:: RECORDED INFORMATION ::
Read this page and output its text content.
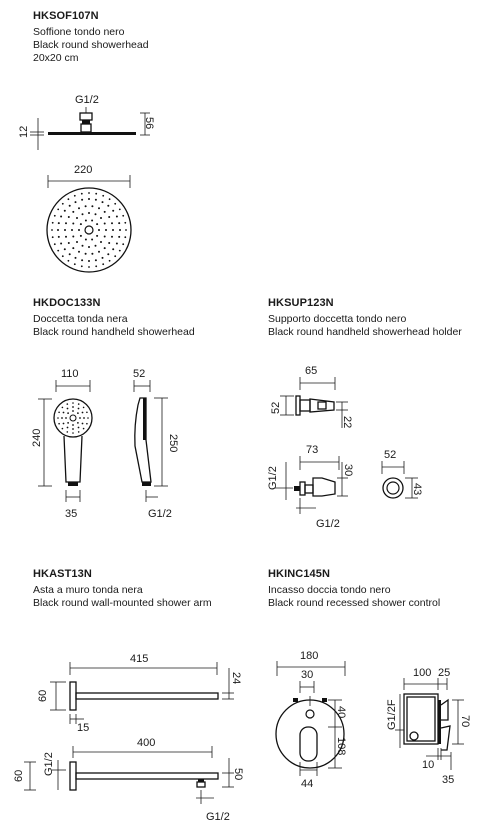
HKSOF107N

Soffione tondo nero

Black round showerhead

20x20 cm

HKDOC133N

Doccetta tonda nera

Black round handheld showerhead

HKSUP123N

Supporto doccetta tondo nero

Black round handheld showerhead holder

HKAST13N

Asta a muro tonda nera

Black round wall-mounted shower arm

HKINC145N

Incasso doccia tondo nero

Black round recessed shower control

G1/2
12
56
220
110
240
35
52
250
G1/2
65
52
22
73
G1/2	30
G1/2
52
43
415
60
24
15
400
G1/2
60	50
G1/2
180
30
40
108
44
100 25
G1/2F	70
10
35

:: WHAT TO PRODUCE ::
Pick each line holding the word "showerhead" out of the listing.

:: RESPONSE ::
Black round showerhead
Black round handheld showerhead
Black round handheld showerhead holder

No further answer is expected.